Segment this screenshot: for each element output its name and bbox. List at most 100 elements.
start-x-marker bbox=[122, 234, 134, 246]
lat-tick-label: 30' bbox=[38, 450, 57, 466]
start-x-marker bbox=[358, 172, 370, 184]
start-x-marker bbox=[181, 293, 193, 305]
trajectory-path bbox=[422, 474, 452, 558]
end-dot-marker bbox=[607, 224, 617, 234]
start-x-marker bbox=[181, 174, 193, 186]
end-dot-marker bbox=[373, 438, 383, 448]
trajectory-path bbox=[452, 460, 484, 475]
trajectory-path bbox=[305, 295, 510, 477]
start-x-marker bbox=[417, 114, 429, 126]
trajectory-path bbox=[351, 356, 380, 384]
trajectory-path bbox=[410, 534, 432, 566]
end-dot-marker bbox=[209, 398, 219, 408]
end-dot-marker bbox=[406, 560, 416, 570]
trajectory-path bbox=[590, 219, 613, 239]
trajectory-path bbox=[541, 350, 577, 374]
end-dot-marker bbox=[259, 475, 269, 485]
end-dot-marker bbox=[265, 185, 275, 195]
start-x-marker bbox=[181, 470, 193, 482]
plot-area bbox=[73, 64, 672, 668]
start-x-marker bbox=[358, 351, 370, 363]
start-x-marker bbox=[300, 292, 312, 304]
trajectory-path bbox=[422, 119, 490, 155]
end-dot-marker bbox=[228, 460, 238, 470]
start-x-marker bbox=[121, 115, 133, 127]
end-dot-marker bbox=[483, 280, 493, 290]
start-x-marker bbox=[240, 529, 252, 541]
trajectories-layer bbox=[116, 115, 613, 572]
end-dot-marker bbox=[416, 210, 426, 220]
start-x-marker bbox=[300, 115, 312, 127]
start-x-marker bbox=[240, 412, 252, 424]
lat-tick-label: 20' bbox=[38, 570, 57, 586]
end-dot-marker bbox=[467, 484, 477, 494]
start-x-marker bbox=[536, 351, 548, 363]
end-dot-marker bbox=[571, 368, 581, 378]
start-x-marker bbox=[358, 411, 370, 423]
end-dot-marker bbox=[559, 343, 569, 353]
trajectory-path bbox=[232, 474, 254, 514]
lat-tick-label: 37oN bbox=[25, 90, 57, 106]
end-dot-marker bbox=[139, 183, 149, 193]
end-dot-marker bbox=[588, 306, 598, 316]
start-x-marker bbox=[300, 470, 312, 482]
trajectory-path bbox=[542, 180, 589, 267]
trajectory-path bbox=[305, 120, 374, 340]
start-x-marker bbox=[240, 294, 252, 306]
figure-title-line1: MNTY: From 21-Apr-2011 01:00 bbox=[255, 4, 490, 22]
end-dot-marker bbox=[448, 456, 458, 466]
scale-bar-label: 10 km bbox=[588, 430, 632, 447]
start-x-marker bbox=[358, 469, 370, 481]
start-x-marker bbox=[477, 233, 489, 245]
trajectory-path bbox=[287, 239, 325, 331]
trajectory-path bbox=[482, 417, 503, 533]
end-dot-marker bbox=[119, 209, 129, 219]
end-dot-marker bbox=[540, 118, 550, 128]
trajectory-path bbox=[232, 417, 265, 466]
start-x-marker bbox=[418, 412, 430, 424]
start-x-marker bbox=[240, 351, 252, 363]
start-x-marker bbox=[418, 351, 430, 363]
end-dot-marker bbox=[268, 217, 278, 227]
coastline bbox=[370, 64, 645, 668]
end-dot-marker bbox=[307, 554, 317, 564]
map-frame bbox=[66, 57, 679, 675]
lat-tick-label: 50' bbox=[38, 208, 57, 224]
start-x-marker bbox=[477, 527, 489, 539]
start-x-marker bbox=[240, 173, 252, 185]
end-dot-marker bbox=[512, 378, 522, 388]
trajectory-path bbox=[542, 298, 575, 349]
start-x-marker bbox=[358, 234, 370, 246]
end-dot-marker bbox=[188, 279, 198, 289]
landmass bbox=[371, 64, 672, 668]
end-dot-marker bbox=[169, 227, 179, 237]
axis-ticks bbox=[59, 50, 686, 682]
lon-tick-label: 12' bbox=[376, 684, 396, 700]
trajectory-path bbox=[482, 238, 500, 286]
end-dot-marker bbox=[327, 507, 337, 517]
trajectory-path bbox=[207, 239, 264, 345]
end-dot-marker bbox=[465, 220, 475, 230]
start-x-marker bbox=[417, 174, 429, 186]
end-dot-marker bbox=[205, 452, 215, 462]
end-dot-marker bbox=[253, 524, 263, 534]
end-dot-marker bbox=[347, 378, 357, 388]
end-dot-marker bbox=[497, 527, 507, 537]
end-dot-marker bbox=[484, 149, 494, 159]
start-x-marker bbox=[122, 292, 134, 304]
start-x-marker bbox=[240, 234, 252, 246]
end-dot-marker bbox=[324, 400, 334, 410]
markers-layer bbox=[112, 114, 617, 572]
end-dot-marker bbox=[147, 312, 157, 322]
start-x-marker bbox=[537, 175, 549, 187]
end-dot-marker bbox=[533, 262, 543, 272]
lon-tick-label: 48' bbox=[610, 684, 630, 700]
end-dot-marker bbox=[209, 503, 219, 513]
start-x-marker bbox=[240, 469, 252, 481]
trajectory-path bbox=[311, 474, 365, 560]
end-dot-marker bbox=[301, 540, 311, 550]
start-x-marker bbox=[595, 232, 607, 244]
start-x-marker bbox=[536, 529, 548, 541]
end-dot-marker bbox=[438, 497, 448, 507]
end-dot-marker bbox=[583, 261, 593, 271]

───

=== Task details ===
Reproduce the material above word for word, every line in its original order.

=== Solution to this problem ===
Segment this screenshot: for each element output its name and bbox. List at most 100 elements.
start-x-marker bbox=[122, 234, 134, 246]
lat-tick-label: 30' bbox=[38, 450, 57, 466]
start-x-marker bbox=[358, 172, 370, 184]
start-x-marker bbox=[181, 293, 193, 305]
trajectory-path bbox=[422, 474, 452, 558]
end-dot-marker bbox=[607, 224, 617, 234]
start-x-marker bbox=[181, 174, 193, 186]
end-dot-marker bbox=[373, 438, 383, 448]
trajectory-path bbox=[452, 460, 484, 475]
trajectory-path bbox=[305, 295, 510, 477]
start-x-marker bbox=[417, 114, 429, 126]
trajectory-path bbox=[351, 356, 380, 384]
trajectory-path bbox=[410, 534, 432, 566]
end-dot-marker bbox=[209, 398, 219, 408]
end-dot-marker bbox=[406, 560, 416, 570]
trajectory-path bbox=[590, 219, 613, 239]
trajectory-path bbox=[541, 350, 577, 374]
end-dot-marker bbox=[259, 475, 269, 485]
end-dot-marker bbox=[265, 185, 275, 195]
start-x-marker bbox=[181, 470, 193, 482]
plot-area bbox=[73, 64, 672, 668]
start-x-marker bbox=[358, 351, 370, 363]
start-x-marker bbox=[300, 292, 312, 304]
trajectory-path bbox=[422, 119, 490, 155]
end-dot-marker bbox=[228, 460, 238, 470]
start-x-marker bbox=[121, 115, 133, 127]
end-dot-marker bbox=[483, 280, 493, 290]
start-x-marker bbox=[240, 529, 252, 541]
trajectories-layer bbox=[116, 115, 613, 572]
end-dot-marker bbox=[416, 210, 426, 220]
start-x-marker bbox=[300, 115, 312, 127]
start-x-marker bbox=[240, 412, 252, 424]
lat-tick-label: 20' bbox=[38, 570, 57, 586]
end-dot-marker bbox=[467, 484, 477, 494]
start-x-marker bbox=[536, 351, 548, 363]
end-dot-marker bbox=[571, 368, 581, 378]
start-x-marker bbox=[358, 411, 370, 423]
end-dot-marker bbox=[559, 343, 569, 353]
trajectory-path bbox=[232, 474, 254, 514]
lat-tick-label: 37oN bbox=[25, 90, 57, 106]
end-dot-marker bbox=[139, 183, 149, 193]
end-dot-marker bbox=[588, 306, 598, 316]
start-x-marker bbox=[300, 470, 312, 482]
trajectory-path bbox=[542, 180, 589, 267]
trajectory-path bbox=[305, 120, 374, 340]
start-x-marker bbox=[240, 294, 252, 306]
figure-title-line1: MNTY: From 21-Apr-2011 01:00 bbox=[255, 4, 490, 22]
end-dot-marker bbox=[448, 456, 458, 466]
scale-bar-label: 10 km bbox=[588, 430, 632, 447]
start-x-marker bbox=[358, 469, 370, 481]
start-x-marker bbox=[477, 233, 489, 245]
trajectory-path bbox=[287, 239, 325, 331]
trajectory-path bbox=[482, 417, 503, 533]
end-dot-marker bbox=[119, 209, 129, 219]
end-dot-marker bbox=[540, 118, 550, 128]
trajectory-path bbox=[232, 417, 265, 466]
start-x-marker bbox=[418, 412, 430, 424]
start-x-marker bbox=[240, 351, 252, 363]
start-x-marker bbox=[418, 351, 430, 363]
end-dot-marker bbox=[268, 217, 278, 227]
coastline bbox=[370, 64, 645, 668]
end-dot-marker bbox=[307, 554, 317, 564]
map-frame bbox=[66, 57, 679, 675]
lat-tick-label: 50' bbox=[38, 208, 57, 224]
start-x-marker bbox=[477, 527, 489, 539]
start-x-marker bbox=[240, 173, 252, 185]
end-dot-marker bbox=[512, 378, 522, 388]
trajectory-path bbox=[542, 298, 575, 349]
start-x-marker bbox=[358, 234, 370, 246]
end-dot-marker bbox=[188, 279, 198, 289]
landmass bbox=[371, 64, 672, 668]
end-dot-marker bbox=[169, 227, 179, 237]
axis-ticks bbox=[59, 50, 686, 682]
lon-tick-label: 12' bbox=[376, 684, 396, 700]
trajectory-path bbox=[482, 238, 500, 286]
end-dot-marker bbox=[327, 507, 337, 517]
trajectory-path bbox=[207, 239, 264, 345]
end-dot-marker bbox=[465, 220, 475, 230]
start-x-marker bbox=[417, 174, 429, 186]
end-dot-marker bbox=[205, 452, 215, 462]
end-dot-marker bbox=[253, 524, 263, 534]
end-dot-marker bbox=[347, 378, 357, 388]
end-dot-marker bbox=[497, 527, 507, 537]
end-dot-marker bbox=[484, 149, 494, 159]
start-x-marker bbox=[122, 292, 134, 304]
start-x-marker bbox=[240, 234, 252, 246]
end-dot-marker bbox=[324, 400, 334, 410]
markers-layer bbox=[112, 114, 617, 572]
end-dot-marker bbox=[147, 312, 157, 322]
start-x-marker bbox=[537, 175, 549, 187]
end-dot-marker bbox=[533, 262, 543, 272]
lon-tick-label: 48' bbox=[610, 684, 630, 700]
end-dot-marker bbox=[209, 503, 219, 513]
start-x-marker bbox=[240, 469, 252, 481]
trajectory-path bbox=[311, 474, 365, 560]
end-dot-marker bbox=[301, 540, 311, 550]
start-x-marker bbox=[595, 232, 607, 244]
start-x-marker bbox=[536, 529, 548, 541]
end-dot-marker bbox=[438, 497, 448, 507]
end-dot-marker bbox=[583, 261, 593, 271]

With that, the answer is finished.